> **Extracted data**:
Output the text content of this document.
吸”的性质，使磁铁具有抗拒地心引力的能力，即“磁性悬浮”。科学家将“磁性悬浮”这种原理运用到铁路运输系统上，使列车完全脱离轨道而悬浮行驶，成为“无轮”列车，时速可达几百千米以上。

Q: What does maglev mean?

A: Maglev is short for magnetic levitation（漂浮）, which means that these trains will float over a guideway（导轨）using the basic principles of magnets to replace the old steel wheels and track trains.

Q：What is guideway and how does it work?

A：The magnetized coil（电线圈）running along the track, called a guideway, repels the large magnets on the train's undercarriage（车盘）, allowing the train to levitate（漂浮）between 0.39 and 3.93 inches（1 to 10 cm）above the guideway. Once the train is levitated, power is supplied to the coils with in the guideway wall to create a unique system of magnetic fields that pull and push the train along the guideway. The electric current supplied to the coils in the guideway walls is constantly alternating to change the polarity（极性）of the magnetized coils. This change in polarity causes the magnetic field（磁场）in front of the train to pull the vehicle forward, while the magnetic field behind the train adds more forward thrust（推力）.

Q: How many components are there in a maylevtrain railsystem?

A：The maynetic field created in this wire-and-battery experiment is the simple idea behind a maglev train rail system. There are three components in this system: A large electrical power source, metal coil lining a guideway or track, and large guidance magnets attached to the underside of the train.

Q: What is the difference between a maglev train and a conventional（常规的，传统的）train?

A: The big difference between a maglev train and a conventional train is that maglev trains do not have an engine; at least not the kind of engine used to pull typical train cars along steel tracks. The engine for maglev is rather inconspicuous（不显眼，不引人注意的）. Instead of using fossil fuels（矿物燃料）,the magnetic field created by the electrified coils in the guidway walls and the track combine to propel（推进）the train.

> **Stated goal**: Please repeat the material above, word for word and in full.

> **Reply to the exercise**:
Output the text content of this document.
吸”的性质，使磁铁具有抗拒地心引力的能力，即“磁性悬浮”。科学家将“磁性悬浮”这种原理运用到铁路运输系统上，使列车完全脱离轨道而悬浮行驶，成为“无轮”列车，时速可达几百千米以上。

Q: What does maglev mean?

A: Maglev is short for magnetic levitation（漂浮）, which means that these trains will float over a guideway（导轨）using the basic principles of magnets to replace the old steel wheels and track trains.

Q：What is guideway and how does it work?

A：The magnetized coil（电线圈）running along the track, called a guideway, repels the large magnets on the train's undercarriage（车盘）, allowing the train to levitate（漂浮）between 0.39 and 3.93 inches（1 to 10 cm）above the guideway. Once the train is levitated, power is supplied to the coils with in the guideway wall to create a unique system of magnetic fields that pull and push the train along the guideway. The electric current supplied to the coils in the guideway walls is constantly alternating to change the polarity（极性）of the magnetized coils. This change in polarity causes the magnetic field（磁场）in front of the train to pull the vehicle forward, while the magnetic field behind the train adds more forward thrust（推力）.

Q: How many components are there in a maylevtrain railsystem?

A：The maynetic field created in this wire-and-battery experiment is the simple idea behind a maglev train rail system. There are three components in this system: A large electrical power source, metal coil lining a guideway or track, and large guidance magnets attached to the underside of the train.

Q: What is the difference between a maglev train and a conventional（常规的，传统的）train?

A: The big difference between a maglev train and a conventional train is that maglev trains do not have an engine; at least not the kind of engine used to pull typical train cars along steel tracks. The engine for maglev is rather inconspicuous（不显眼，不引人注意的）. Instead of using fossil fuels（矿物燃料）,the magnetic field created by the electrified coils in the guidway walls and the track combine to propel（推进）the train.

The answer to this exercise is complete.